#### [Request]
Check each line for the string "this" and give only the count of lines that have it.

---

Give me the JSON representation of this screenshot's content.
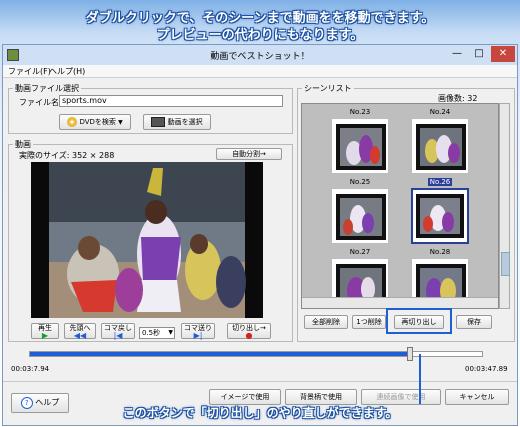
{
  "captions": {
    "top_line1": "ダブルクリックで、そのシーンまで動画をを移動できます。",
    "top_line2": "プレビューの代わりにもなります。",
    "bottom": "このボタンで「切り出し」のやり直しができます。"
  },
  "window": {
    "title": "動画でベストショット！",
    "minimize": "—",
    "maximize": "□",
    "close": "✕"
  },
  "menu": {
    "file": "ファイル(F)",
    "help": "ヘルプ(H)"
  },
  "file_group": {
    "label": "動画ファイル選択",
    "filename_label": "ファイル名",
    "filename_value": "sports.mov",
    "dvd_button": "DVDを検索",
    "select_button": "動画を選択"
  },
  "video_group": {
    "label": "動画",
    "size_text": "実際のサイズ: 352 × 288",
    "auto_split": "自動分割→"
  },
  "controls": {
    "play": "再生",
    "to_start": "先頭へ",
    "frame_back": "コマ戻し",
    "step_select": "0.5秒",
    "frame_forward": "コマ送り",
    "cut": "切り出し→"
  },
  "timeline": {
    "start": "00:03:7.94",
    "end": "00:03:47.89",
    "progress": 0.84
  },
  "scene_list": {
    "label": "シーンリスト",
    "count_text": "画像数: 32",
    "labels": [
      "No.23",
      "No.24",
      "No.25",
      "No.26",
      "No.27",
      "No.28"
    ],
    "selected": "No.28",
    "buttons": {
      "delete_all": "全部削除",
      "delete_one": "1つ削除",
      "recut": "再切り出し",
      "save": "保存"
    }
  },
  "footer": {
    "help": "ヘルプ",
    "use_image": "イメージで使用",
    "use_background": "背景柄で使用",
    "use_all": "連続画像で使用",
    "cancel": "キャンセル"
  },
  "colors": {
    "highlight": "#1f5fd6",
    "caption": "#ffffff",
    "selection": "#2a3f9a"
  }
}
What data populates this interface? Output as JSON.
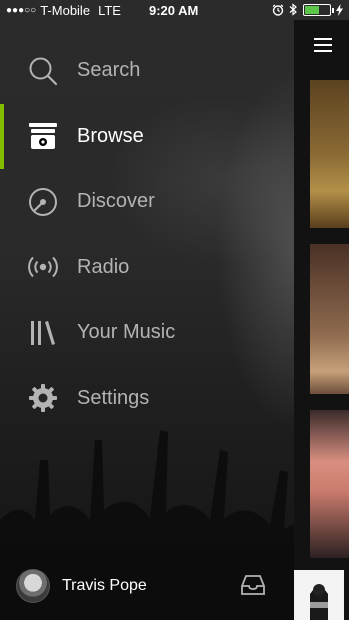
{
  "status_bar": {
    "signal": "●●●○○",
    "carrier": "T-Mobile",
    "network": "LTE",
    "time": "9:20 AM"
  },
  "menu": {
    "items": [
      {
        "label": "Search",
        "icon": "search-icon"
      },
      {
        "label": "Browse",
        "icon": "browse-icon",
        "active": true
      },
      {
        "label": "Discover",
        "icon": "discover-icon"
      },
      {
        "label": "Radio",
        "icon": "radio-icon"
      },
      {
        "label": "Your Music",
        "icon": "your-music-icon"
      },
      {
        "label": "Settings",
        "icon": "gear-icon"
      }
    ]
  },
  "profile": {
    "name": "Travis Pope"
  },
  "colors": {
    "accent": "#84bd00",
    "inactive_text": "#b3b3b3",
    "active_text": "#ffffff"
  }
}
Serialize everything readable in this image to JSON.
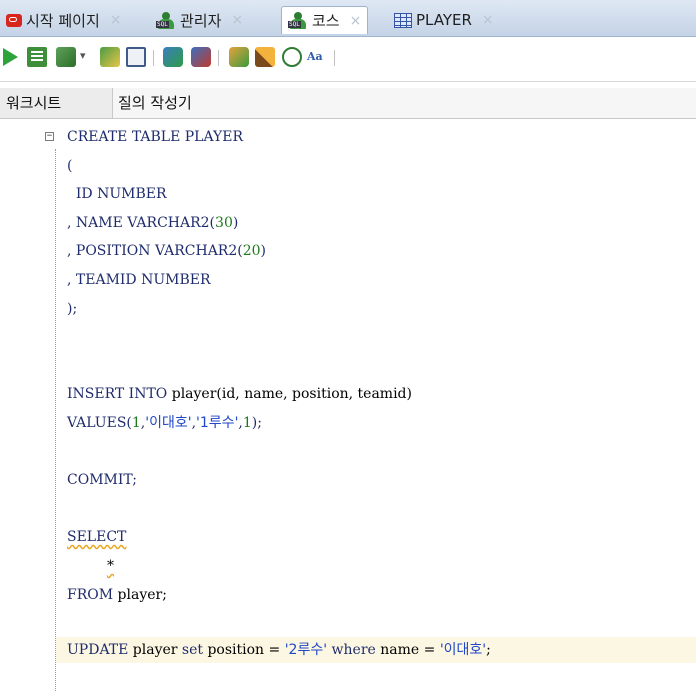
{
  "tabs": [
    {
      "label": "시작 페이지",
      "icon": "oracle-icon",
      "close": "×"
    },
    {
      "label": "관리자",
      "icon": "sql-user-icon",
      "close": "×"
    },
    {
      "label": "코스",
      "icon": "sql-user-icon",
      "close": "×",
      "active": true
    },
    {
      "label": "PLAYER",
      "icon": "table-icon",
      "close": "×"
    }
  ],
  "toolbar": {
    "drop_glyph": "▾",
    "format_label": "Aa"
  },
  "subtabs": {
    "worksheet": "워크시트",
    "query_builder": "질의 작성기"
  },
  "editor": {
    "fold_marker": "−",
    "lines": [
      "CREATE TABLE PLAYER",
      "(",
      "  ID NUMBER",
      ", NAME VARCHAR2(",
      "30",
      ")",
      ", POSITION VARCHAR2(",
      "20",
      ")",
      ", TEAMID NUMBER",
      ");",
      "INSERT INTO ",
      "player(id, name, position, teamid)",
      "VALUES(",
      "1",
      ",",
      "'이대호'",
      ",",
      "'1루수'",
      ",",
      "1",
      ");",
      "COMMIT;",
      "SELECT",
      "*",
      "FROM ",
      "player;",
      "UPDATE ",
      "player ",
      "set ",
      "position = ",
      "'2루수'",
      " where ",
      "name = ",
      "'이대호'",
      ";"
    ]
  }
}
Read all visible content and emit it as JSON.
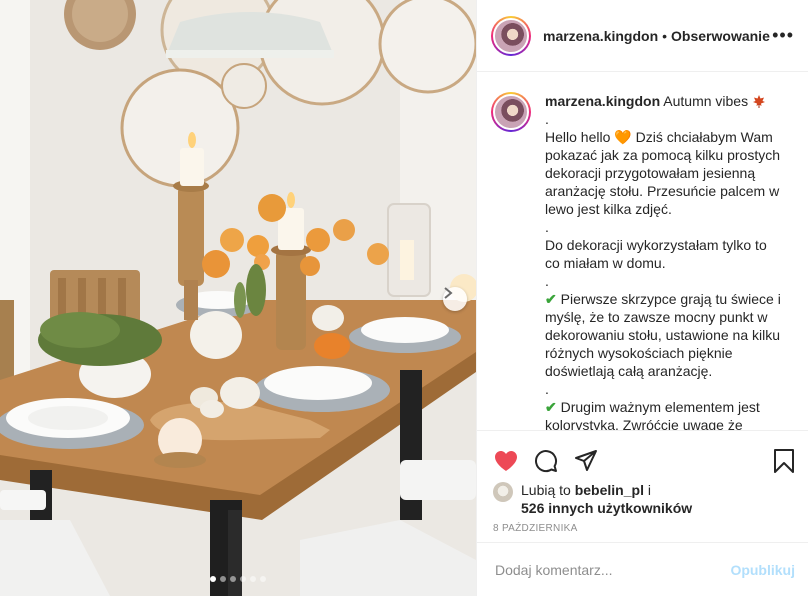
{
  "post": {
    "username": "marzena.kingdon",
    "separator": "•",
    "follow_label": "Obserwowanie",
    "more_icon": "more-options-icon"
  },
  "caption": {
    "username": "marzena.kingdon",
    "title": "Autumn vibes",
    "title_icon": "maple-leaf-icon",
    "paragraphs": [
      ".",
      "Hello hello",
      "Dziś chciałabym Wam pokazać jak za pomocą kilku prostych dekoracji przygotowałam jesienną aranżację stołu. Przesuńcie palcem w lewo jest kilka zdjęć.",
      ".",
      "Do dekoracji wykorzystałam tylko to co miałam w domu.",
      ".",
      "Pierwsze skrzypce grają tu świece i myślę, że to zawsze mocny punkt w dekorowaniu stołu, ustawione na kilku różnych wysokościach pięknie doświetlają całą aranżację.",
      ".",
      "Drugim ważnym elementem jest",
      "kolorystyka. Zwróćcie uwagę że"
    ],
    "heart_emoji": "🧡",
    "check_emoji": "✔"
  },
  "actions": {
    "like_icon": "heart-icon",
    "comment_icon": "comment-icon",
    "share_icon": "share-icon",
    "save_icon": "bookmark-icon",
    "like_color": "#ed4956"
  },
  "likes": {
    "prefix": "Lubią to",
    "user": "bebelin_pl",
    "and": "i",
    "others": "526 innych użytkowników"
  },
  "date": "8 PAŹDZIERNIKA",
  "comment": {
    "placeholder": "Dodaj komentarz...",
    "publish_label": "Opublikuj",
    "publish_color": "#b2dffc"
  },
  "carousel": {
    "total_slides": 6,
    "active_slide": 1
  }
}
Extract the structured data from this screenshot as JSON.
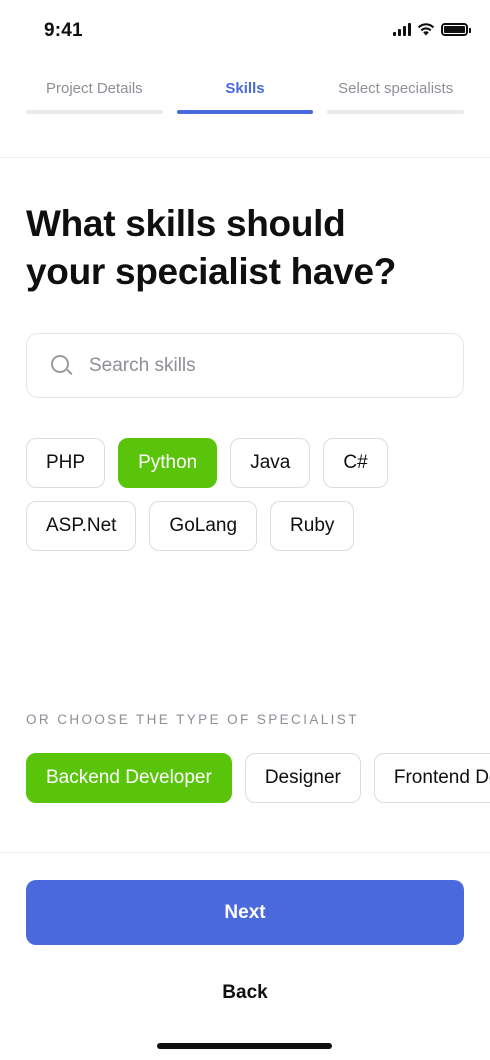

---

#### [Completed task]
4